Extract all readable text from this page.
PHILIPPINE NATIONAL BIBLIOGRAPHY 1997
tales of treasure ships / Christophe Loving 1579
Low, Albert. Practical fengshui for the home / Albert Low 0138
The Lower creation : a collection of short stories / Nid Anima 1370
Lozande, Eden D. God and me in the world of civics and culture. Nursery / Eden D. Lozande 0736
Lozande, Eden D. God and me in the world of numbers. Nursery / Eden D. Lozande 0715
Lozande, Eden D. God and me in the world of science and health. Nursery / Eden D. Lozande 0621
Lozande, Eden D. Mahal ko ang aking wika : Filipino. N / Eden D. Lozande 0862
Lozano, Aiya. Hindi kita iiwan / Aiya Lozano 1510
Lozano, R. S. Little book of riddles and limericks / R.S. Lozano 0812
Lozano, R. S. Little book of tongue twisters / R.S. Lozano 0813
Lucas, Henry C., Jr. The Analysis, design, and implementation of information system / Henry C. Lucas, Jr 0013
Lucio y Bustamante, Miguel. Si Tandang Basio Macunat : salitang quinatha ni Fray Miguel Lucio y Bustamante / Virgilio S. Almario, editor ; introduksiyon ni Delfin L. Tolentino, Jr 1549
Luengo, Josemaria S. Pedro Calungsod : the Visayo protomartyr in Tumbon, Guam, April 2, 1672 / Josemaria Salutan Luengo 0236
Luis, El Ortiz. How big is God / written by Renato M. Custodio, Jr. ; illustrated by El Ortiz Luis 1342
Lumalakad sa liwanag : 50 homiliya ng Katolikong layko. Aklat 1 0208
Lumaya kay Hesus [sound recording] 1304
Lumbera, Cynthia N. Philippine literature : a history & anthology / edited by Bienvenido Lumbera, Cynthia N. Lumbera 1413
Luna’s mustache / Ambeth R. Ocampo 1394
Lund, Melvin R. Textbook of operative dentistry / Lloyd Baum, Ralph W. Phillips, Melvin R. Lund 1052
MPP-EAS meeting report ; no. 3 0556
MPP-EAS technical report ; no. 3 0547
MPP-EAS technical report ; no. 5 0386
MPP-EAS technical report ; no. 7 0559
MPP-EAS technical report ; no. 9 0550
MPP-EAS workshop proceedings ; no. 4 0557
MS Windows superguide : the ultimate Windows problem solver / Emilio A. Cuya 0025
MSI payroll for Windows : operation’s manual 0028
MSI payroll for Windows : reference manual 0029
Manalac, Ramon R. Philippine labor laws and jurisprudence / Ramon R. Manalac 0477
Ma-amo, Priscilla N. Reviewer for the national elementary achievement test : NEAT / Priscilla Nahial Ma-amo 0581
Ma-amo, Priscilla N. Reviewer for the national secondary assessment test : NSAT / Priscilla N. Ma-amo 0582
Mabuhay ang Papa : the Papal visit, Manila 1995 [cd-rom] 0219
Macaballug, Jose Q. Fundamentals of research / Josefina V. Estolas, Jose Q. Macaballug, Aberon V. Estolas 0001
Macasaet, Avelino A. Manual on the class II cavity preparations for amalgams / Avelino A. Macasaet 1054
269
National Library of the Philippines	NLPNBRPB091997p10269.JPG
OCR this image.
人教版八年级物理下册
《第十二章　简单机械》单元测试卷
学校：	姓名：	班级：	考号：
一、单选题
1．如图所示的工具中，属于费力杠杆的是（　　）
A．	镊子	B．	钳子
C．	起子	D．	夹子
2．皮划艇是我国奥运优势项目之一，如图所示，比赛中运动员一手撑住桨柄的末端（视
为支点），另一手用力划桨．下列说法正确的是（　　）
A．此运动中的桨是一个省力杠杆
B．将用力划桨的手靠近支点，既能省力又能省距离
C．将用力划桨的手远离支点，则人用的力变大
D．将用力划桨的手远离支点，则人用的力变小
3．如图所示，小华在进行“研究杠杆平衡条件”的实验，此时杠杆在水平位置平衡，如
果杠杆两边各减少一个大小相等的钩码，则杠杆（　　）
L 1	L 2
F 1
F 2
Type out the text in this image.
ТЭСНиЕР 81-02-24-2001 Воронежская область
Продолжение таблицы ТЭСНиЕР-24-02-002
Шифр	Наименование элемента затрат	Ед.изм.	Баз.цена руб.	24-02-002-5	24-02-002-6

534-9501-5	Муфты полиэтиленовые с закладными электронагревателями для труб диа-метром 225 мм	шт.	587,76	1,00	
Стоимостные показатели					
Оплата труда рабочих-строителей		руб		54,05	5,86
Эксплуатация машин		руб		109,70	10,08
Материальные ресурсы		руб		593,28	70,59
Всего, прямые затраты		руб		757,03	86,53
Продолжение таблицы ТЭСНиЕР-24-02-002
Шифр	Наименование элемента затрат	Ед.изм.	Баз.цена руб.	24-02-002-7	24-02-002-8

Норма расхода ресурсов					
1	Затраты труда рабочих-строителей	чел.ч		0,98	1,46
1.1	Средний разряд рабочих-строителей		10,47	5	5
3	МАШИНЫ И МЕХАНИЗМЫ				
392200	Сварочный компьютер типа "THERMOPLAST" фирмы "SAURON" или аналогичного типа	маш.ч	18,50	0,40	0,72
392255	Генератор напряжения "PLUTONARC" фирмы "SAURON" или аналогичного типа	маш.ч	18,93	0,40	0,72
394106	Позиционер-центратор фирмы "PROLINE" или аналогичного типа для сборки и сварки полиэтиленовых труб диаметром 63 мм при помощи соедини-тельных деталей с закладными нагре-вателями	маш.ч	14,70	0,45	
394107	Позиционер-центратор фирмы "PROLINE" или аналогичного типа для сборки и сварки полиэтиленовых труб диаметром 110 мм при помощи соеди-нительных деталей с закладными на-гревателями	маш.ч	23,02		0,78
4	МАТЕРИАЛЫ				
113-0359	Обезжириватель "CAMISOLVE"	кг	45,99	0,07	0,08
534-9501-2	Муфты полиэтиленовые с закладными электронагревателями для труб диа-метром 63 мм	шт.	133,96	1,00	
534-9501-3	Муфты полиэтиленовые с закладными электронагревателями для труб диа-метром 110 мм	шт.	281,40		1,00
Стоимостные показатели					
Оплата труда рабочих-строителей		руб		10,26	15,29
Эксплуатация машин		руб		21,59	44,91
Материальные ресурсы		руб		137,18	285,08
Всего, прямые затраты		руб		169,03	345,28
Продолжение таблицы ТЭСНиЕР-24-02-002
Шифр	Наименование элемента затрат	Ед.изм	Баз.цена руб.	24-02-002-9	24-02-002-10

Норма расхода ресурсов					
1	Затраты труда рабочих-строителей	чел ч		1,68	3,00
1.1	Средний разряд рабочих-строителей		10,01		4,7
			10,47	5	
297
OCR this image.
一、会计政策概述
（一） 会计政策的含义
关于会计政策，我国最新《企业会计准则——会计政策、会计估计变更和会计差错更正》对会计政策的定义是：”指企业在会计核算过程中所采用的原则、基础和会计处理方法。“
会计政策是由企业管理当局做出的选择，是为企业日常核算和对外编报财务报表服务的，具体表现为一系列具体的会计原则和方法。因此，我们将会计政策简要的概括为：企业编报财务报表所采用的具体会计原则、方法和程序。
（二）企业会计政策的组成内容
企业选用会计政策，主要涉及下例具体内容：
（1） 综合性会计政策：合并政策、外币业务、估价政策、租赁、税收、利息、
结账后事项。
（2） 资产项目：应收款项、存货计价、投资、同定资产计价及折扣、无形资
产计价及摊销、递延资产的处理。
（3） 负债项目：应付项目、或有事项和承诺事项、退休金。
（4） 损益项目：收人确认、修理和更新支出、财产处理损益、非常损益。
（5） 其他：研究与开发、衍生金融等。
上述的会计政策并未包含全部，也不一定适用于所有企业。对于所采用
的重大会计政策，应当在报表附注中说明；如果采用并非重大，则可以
· · · · ·
TASK REQUIREMENTS:
Of the lines in the entries, how many include the word "Little"? State only the number.

FULL RESPONSE:
2